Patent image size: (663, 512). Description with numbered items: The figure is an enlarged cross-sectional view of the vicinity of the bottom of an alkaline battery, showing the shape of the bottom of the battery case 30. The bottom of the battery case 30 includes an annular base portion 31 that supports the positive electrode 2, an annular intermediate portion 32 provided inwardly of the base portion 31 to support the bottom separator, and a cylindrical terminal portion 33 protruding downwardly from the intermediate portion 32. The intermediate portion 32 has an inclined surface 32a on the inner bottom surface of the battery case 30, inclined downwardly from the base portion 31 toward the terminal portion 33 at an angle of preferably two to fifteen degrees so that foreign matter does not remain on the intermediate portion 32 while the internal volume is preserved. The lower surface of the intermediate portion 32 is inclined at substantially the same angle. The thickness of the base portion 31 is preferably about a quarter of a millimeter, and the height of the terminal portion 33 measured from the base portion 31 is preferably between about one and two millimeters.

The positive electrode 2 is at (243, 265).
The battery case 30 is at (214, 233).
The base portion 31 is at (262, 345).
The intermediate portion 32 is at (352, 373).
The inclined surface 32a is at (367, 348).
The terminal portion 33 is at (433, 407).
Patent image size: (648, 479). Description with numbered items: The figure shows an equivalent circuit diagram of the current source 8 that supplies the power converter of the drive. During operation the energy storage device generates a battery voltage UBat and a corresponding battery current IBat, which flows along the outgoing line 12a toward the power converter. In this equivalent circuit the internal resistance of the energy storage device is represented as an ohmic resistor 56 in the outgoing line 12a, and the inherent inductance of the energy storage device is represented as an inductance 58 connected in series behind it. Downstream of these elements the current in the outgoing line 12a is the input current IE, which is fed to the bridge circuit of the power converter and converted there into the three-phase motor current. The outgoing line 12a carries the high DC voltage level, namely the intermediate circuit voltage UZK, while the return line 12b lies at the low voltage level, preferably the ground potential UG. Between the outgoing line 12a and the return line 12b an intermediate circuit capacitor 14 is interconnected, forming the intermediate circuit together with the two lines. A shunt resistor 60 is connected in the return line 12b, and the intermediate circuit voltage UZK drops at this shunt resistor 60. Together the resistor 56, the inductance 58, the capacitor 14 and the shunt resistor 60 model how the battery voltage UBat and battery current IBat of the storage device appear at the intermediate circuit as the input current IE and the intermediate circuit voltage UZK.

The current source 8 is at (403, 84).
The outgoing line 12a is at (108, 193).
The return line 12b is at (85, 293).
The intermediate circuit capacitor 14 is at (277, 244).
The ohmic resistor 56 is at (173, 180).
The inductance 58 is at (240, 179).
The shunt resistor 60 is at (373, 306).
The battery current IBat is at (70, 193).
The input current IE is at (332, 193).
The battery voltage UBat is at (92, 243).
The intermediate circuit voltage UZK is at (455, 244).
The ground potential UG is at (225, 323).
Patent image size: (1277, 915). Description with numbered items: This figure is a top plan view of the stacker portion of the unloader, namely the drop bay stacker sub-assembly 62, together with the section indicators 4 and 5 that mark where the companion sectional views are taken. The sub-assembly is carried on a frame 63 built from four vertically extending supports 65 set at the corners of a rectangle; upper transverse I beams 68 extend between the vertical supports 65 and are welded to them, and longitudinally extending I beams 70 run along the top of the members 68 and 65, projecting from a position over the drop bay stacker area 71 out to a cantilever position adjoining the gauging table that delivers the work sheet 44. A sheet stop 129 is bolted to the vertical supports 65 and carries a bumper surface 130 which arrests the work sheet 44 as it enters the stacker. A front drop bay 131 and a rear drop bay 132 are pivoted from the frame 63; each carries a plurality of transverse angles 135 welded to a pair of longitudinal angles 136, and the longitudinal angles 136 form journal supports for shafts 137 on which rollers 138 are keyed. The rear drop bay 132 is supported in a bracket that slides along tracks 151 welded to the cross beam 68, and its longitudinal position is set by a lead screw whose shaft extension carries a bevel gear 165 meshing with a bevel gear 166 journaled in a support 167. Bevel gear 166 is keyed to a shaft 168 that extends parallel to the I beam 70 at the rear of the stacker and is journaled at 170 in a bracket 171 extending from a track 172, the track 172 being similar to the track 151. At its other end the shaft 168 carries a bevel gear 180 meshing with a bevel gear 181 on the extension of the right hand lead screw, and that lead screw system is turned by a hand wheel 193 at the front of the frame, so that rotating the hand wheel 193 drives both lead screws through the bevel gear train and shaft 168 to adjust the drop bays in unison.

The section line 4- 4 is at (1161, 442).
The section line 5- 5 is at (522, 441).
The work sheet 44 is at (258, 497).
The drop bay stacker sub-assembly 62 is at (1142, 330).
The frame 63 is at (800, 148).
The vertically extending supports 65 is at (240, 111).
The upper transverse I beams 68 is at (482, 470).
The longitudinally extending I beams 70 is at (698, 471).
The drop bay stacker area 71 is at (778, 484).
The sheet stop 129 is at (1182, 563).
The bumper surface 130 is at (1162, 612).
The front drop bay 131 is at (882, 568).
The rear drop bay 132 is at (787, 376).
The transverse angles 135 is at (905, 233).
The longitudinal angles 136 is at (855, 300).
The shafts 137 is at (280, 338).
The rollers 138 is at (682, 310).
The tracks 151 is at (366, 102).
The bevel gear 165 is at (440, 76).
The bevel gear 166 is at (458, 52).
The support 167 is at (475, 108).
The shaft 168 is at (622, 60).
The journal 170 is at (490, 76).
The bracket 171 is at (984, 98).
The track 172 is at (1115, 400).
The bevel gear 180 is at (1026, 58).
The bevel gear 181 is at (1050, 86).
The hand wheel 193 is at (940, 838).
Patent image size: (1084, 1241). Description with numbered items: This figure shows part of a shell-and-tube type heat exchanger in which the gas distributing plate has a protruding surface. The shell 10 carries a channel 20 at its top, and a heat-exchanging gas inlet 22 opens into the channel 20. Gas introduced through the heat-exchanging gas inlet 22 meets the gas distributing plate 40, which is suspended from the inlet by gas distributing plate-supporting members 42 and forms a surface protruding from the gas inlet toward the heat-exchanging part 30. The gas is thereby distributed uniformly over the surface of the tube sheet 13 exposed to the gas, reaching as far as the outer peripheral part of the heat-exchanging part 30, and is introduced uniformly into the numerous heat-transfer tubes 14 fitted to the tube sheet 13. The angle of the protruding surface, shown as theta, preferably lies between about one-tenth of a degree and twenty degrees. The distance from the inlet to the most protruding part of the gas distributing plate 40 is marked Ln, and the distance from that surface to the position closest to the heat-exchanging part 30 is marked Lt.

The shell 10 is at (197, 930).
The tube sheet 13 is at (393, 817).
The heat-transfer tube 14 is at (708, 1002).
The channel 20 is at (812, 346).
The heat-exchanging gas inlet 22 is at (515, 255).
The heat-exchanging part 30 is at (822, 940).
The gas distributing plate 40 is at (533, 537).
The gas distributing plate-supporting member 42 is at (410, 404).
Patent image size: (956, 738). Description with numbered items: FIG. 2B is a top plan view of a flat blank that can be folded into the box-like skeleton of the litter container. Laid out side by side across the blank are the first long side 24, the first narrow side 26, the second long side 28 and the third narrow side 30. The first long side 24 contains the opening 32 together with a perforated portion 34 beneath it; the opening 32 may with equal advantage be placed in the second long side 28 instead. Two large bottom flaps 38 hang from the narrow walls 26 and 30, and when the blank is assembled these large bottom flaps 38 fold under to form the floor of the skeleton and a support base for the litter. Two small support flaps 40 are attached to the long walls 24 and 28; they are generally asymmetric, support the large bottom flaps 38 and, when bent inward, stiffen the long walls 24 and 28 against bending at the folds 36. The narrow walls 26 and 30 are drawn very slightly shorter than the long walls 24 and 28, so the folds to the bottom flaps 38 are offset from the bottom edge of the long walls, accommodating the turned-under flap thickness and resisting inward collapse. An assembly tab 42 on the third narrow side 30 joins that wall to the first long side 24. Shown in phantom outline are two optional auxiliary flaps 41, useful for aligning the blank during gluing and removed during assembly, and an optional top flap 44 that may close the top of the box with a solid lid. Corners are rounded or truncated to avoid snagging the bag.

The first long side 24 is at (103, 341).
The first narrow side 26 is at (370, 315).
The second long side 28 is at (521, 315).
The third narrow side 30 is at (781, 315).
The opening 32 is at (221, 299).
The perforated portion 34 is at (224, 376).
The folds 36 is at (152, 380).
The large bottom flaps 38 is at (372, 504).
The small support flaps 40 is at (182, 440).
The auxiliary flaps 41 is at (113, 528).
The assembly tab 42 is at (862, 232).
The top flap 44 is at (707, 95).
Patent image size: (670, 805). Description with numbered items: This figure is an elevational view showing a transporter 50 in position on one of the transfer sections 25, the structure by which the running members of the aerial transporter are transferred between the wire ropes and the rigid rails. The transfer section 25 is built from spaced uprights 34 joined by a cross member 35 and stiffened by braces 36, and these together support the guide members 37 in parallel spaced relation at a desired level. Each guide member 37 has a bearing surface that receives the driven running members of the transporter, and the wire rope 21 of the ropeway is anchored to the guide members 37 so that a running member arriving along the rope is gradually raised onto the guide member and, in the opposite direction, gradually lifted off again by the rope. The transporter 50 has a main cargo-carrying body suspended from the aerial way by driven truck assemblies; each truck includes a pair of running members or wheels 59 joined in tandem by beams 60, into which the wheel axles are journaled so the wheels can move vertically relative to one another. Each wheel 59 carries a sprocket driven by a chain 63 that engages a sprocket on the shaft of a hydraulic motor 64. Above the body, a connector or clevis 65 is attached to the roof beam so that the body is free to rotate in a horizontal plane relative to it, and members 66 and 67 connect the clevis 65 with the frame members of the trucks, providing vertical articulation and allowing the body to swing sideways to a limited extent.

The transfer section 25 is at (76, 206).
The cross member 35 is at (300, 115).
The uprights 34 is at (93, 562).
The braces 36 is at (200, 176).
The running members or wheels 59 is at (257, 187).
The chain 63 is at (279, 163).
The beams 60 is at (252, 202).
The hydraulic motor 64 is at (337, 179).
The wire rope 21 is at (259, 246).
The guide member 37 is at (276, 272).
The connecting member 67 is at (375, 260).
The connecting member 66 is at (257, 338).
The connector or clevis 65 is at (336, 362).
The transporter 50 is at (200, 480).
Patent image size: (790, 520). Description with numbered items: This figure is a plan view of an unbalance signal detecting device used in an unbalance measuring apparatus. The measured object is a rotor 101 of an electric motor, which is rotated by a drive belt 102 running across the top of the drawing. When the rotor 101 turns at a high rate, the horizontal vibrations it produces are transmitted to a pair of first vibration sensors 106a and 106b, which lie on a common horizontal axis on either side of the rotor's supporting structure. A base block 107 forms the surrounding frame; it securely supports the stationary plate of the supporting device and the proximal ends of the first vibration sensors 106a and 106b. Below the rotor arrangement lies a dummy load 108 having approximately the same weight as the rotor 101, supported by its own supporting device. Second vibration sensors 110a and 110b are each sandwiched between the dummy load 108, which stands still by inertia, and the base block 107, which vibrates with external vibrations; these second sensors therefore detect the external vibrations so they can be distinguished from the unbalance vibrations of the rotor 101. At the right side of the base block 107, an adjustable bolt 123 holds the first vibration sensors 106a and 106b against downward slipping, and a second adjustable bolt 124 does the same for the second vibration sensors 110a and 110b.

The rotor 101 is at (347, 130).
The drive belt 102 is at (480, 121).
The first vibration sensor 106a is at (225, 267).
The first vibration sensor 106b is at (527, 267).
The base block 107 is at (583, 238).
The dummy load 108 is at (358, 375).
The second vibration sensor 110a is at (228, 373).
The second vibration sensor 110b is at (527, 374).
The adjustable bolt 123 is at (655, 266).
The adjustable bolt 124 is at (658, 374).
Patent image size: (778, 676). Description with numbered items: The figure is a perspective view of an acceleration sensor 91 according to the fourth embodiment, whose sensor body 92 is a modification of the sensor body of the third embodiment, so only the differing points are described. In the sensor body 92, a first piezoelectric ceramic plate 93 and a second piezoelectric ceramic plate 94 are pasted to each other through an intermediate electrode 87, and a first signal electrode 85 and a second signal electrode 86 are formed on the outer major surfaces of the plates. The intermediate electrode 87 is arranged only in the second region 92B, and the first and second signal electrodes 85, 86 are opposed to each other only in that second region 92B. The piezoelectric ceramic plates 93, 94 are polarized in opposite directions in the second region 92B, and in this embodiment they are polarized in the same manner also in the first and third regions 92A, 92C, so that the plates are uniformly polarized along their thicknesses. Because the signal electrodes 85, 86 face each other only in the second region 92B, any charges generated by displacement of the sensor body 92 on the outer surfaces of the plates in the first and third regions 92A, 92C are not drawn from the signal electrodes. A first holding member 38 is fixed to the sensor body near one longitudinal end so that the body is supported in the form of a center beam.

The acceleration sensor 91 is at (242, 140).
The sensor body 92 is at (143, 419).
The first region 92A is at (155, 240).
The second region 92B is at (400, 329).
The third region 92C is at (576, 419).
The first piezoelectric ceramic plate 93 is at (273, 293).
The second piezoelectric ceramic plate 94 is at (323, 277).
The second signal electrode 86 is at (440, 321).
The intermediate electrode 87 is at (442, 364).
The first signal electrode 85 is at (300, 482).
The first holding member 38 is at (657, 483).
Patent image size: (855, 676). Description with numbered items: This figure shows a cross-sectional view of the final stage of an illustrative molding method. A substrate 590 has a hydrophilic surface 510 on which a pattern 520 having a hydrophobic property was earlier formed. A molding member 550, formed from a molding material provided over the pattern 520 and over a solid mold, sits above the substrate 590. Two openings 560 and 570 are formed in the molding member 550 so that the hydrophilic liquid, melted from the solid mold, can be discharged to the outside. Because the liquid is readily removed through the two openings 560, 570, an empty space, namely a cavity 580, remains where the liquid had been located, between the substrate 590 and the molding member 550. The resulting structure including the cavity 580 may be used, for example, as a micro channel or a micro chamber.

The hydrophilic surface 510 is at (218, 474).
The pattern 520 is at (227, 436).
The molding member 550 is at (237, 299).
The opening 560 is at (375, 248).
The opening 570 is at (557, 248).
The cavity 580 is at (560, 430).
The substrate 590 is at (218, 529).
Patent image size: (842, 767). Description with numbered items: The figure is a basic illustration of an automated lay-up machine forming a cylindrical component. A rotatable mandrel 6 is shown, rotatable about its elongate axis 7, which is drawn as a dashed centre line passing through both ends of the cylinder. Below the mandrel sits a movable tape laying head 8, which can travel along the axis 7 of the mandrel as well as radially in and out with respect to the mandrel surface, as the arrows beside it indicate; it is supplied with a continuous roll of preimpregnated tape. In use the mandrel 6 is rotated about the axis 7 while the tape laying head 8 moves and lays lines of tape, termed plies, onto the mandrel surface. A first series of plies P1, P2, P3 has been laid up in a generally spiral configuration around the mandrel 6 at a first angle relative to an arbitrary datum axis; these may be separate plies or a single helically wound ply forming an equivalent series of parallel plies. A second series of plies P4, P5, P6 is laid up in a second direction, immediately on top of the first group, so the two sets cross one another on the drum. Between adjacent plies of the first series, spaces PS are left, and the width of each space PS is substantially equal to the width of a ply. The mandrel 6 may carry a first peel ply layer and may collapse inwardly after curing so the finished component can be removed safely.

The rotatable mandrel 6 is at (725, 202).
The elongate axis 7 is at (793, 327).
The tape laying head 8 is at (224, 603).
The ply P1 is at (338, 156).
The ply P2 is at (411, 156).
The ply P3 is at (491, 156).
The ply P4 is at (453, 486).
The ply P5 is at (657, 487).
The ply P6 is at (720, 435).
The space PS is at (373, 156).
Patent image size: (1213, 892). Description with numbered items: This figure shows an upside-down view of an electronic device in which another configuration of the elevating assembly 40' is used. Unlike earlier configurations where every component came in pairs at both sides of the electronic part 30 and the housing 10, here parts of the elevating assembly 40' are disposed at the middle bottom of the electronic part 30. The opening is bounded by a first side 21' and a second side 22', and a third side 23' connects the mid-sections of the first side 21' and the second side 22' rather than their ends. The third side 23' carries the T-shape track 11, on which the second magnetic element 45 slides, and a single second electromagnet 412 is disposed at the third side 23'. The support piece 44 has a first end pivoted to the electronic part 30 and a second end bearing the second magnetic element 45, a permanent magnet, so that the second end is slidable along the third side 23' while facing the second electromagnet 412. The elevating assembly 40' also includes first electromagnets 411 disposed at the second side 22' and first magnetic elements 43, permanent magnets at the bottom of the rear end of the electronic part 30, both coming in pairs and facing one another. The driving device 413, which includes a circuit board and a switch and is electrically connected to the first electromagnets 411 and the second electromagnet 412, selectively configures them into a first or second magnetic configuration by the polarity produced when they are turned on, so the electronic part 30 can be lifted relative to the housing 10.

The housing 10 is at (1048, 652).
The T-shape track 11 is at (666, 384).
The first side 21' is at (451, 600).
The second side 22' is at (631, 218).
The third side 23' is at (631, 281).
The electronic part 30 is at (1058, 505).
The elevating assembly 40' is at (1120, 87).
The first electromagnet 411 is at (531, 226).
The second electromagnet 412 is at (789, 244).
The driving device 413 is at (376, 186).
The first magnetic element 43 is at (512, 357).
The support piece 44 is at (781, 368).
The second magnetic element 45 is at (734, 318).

§ **WHAT THIS TASK INVOLVES**
Could you convert the material, starting at the line that contains "Patent image size: (778, 676)." and ending at the line that contains "The first holding member 38 is at (657, 483).", into a Markdown table with the columns No. and Text, skipping blank lines?

§ **RESPONSE**
| No. | Text |
|---|---|
| 1 | Patent image size: (778, 676). Description with numbered items: The figure is a perspective view of an acceleration sensor 91 according to the fourth embodiment, whose sensor body 92 is a modification of the sensor body of the third embodiment, so only the differing points are described. In the sensor body 92, a first piezoelectric ceramic plate 93 and a second piezoelectric ceramic plate 94 are pasted to each other through an intermediate electrode 87, and a first signal electrode 85 and a second signal electrode 86 are formed on the outer major surfaces of the plates. The intermediate electrode 87 is arranged only in the second region 92B, and the first and second signal electrodes 85, 86 are opposed to each other only in that second region 92B. The piezoelectric ceramic plates 93, 94 are polarized in opposite directions in the second region 92B, and in this embodiment they are polarized in the same manner also in the first and third regions 92A, 92C, so that the plates are uniformly polarized along their thicknesses. Because the signal electrodes 85, 86 face each other only in the second region 92B, any charges generated by displacement of the sensor body 92 on the outer surfaces of the plates in the first and third regions 92A, 92C are not drawn from the signal electrodes. A first holding member 38 is fixed to the sensor body near one longitudinal end so that the body is supported in the form of a center beam. |
| 2 | The acceleration sensor 91 is at (242, 140). |
| 3 | The sensor body 92 is at (143, 419). |
| 4 | The first region 92A is at (155, 240). |
| 5 | The second region 92B is at (400, 329). |
| 6 | The third region 92C is at (576, 419). |
| 7 | The first piezoelectric ceramic plate 93 is at (273, 293). |
| 8 | The second piezoelectric ceramic plate 94 is at (323, 277). |
| 9 | The second signal electrode 86 is at (440, 321). |
| 10 | The intermediate electrode 87 is at (442, 364). |
| 11 | The first signal electrode 85 is at (300, 482). |
| 12 | The first holding member 38 is at (657, 483). |